| Task to complete |
Repeat the full listing below verbatim and keep the images out.

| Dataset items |
+++++
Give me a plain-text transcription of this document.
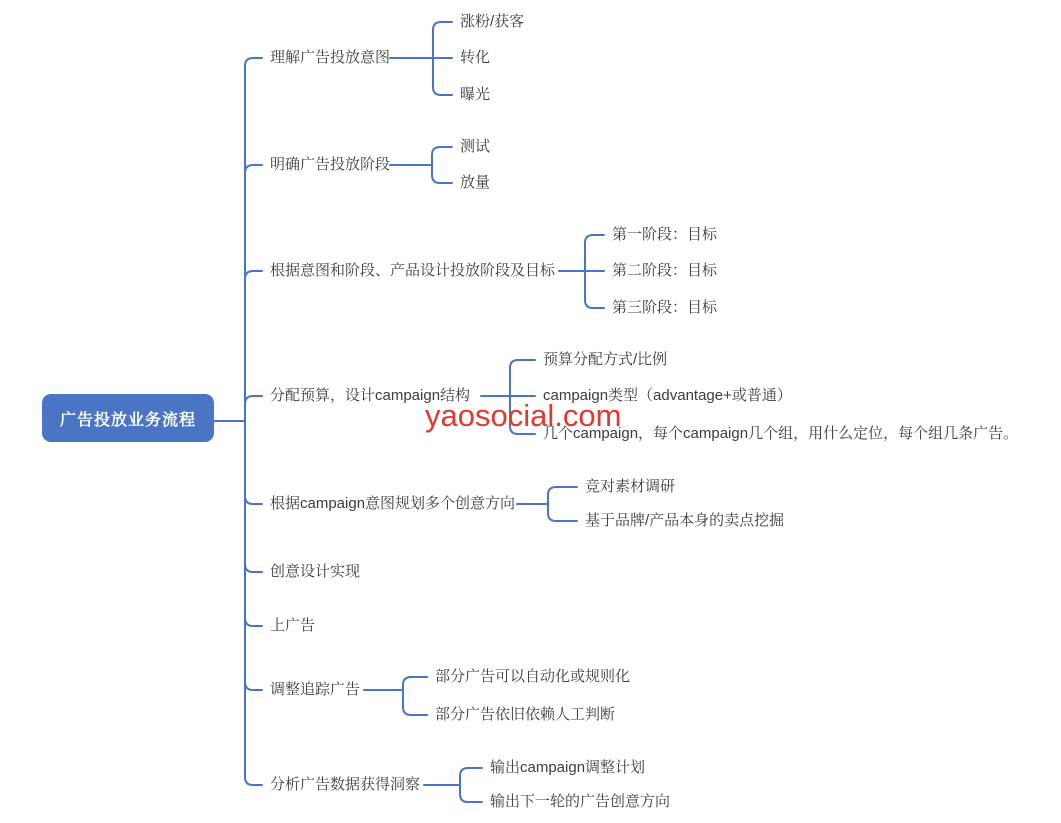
广告投放业务流程
理解广告投放意图
明确广告投放阶段
根据意图和阶段、产品设计投放阶段及目标
分配预算，设计campaign结构
根据campaign意图规划多个创意方向
创意设计实现
上广告
调整追踪广告
分析广告数据获得洞察
涨粉/获客
转化
曝光
测试
放量
第一阶段：目标
第二阶段：目标
第三阶段：目标
预算分配方式/比例
campaign类型（advantage+或普通）
几个campaign，每个campaign几个组，用什么定位，每个组几条广告。
竞对素材调研
基于品牌/产品本身的卖点挖掘
部分广告可以自动化或规则化
部分广告依旧依赖人工判断
输出campaign调整计划
输出下一轮的广告创意方向
yaosocial.com
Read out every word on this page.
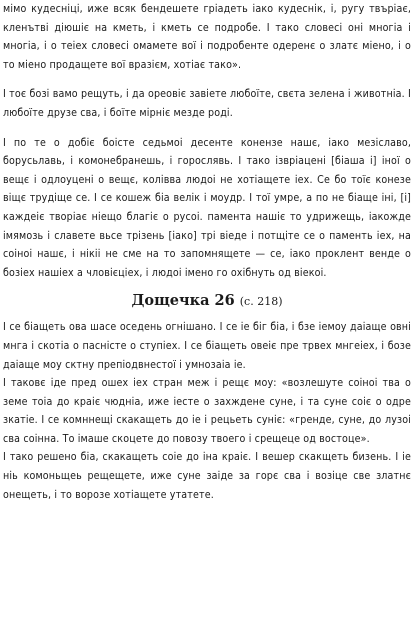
мімо кудесніці, иже всяк бендешете гріадеть іако кудеснік, і, ругу твъріає, кленътві діюшіє на кметь, і кметь се подробе. І тако словесі оні многіа і многіа, і о теіех словесі омамете вої і подробенте одеренє о златє міено, і о то міено продащете вої вразієм, хотіає тако».

І тоє бозі вамо рещуть, і да ореовіє завіете любоїте, свєта зелена і животніа. І любоїте друзе сва, і боїте мірніє мезде роді.

І по те о добіє боісте седьмоі десенте конензе нашє, іако мезіславо, борусьлавь, і комонебранешь, і горослявь. І тако ізвріацені [біаша і] іної о вещє і одлоуцені о вещє, колівва людоі не хотіащете іех. Се бо тоїє конезе віщє трудіще се. І се кошеж біа велік і моудр. І тої умре, а по не біаще іні, [і] каждеіє творіає ніещо благіє о русоі. памента нашіє то удрижещь, іакожде імямозь і славете вьсе трізень [іако] трі віеде і потщіте се о паменть іех, на соіноі нашє, і нікіі не сме на то запомнящете — се, іако проклент венде о бозіех нашіех а чловієціех, і людоі імено го охібнуть од віекоі.

Дощечка 26 (с. 218)

І се біащеть ова шасе оседень огнішано. І се іе біг біа, і бзе іемоу даіаще овні мнга і скотіа о пасністе о ступіех. І се біащеть овеіє пре трвех мнгеіех, і бозе даіаще моу сктну препіодвнестої і умнозаіа іе.

І таковє іде пред ошех іех стран меж і рещє моу: «возлешуте соіноі тва о земе тоіа до краіє чюдніа, иже іесте о захждене суне, і та суне соіє о одре зкатіе. І се комннещі скакащеть до іе і рецьеть суніє: «гренде, суне, до лузоі сва соінна. То імаше скоцете до повозу твоего і срещеце од востоце».

І тако решено біа, скакащеть соіе до іна краіє. І вешер скакщеть бизень. І іе ніь комоньщеь рещещете, иже суне заіде за горє сва і возіце све златнє онещеть, і то ворозе хотіащете утатете.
+++++
| Solution for this task |
Give me a plain-text transcription of this document.
广告投放业务流程
理解广告投放意图
明确广告投放阶段
根据意图和阶段、产品设计投放阶段及目标
分配预算，设计campaign结构
根据campaign意图规划多个创意方向
创意设计实现
上广告
调整追踪广告
分析广告数据获得洞察
涨粉/获客
转化
曝光
测试
放量
第一阶段：目标
第二阶段：目标
第三阶段：目标
预算分配方式/比例
campaign类型（advantage+或普通）
几个campaign，每个campaign几个组，用什么定位，每个组几条广告。
竞对素材调研
基于品牌/产品本身的卖点挖掘
部分广告可以自动化或规则化
部分广告依旧依赖人工判断
输出campaign调整计划
输出下一轮的广告创意方向
yaosocial.com
Read out every word on this page.
мімо кудесніці, иже всяк бендешете гріадеть іако кудеснік, і, ругу твъріає, кленътві діюшіє на кметь, і кметь се подробе. І тако словесі оні многіа і многіа, і о теіех словесі омамете вої і подробенте одеренє о златє міено, і о то міено продащете вої вразієм, хотіає тако».

І тоє бозі вамо рещуть, і да ореовіє завіете любоїте, свєта зелена і животніа. І любоїте друзе сва, і боїте мірніє мезде роді.

І по те о добіє боісте седьмоі десенте конензе нашє, іако мезіславо, борусьлавь, і комонебранешь, і горослявь. І тако ізвріацені [біаша і] іної о вещє і одлоуцені о вещє, колівва людоі не хотіащете іех. Се бо тоїє конезе віщє трудіще се. І се кошеж біа велік і моудр. І тої умре, а по не біаще іні, [і] каждеіє творіає ніещо благіє о русоі. памента нашіє то удрижещь, іакожде імямозь і славете вьсе трізень [іако] трі віеде і потщіте се о паменть іех, на соіноі нашє, і нікіі не сме на то запомнящете — се, іако проклент венде о бозіех нашіех а чловієціех, і людоі імено го охібнуть од віекоі.

Дощечка 26 (с. 218)

І се біащеть ова шасе оседень огнішано. І се іе біг біа, і бзе іемоу даіаще овні мнга і скотіа о пасністе о ступіех. І се біащеть овеіє пре трвех мнгеіех, і бозе даіаще моу сктну препіодвнестої і умнозаіа іе.

І таковє іде пред ошех іех стран меж і рещє моу: «возлешуте соіноі тва о земе тоіа до краіє чюдніа, иже іесте о захждене суне, і та суне соіє о одре зкатіе. І се комннещі скакащеть до іе і рецьеть суніє: «гренде, суне, до лузоі сва соінна. То імаше скоцете до повозу твоего і срещеце од востоце».

І тако решено біа, скакащеть соіе до іна краіє. І вешер скакщеть бизень. І іе ніь комоньщеь рещещете, иже суне заіде за горє сва і возіце све златнє онещеть, і то ворозе хотіащете утатете.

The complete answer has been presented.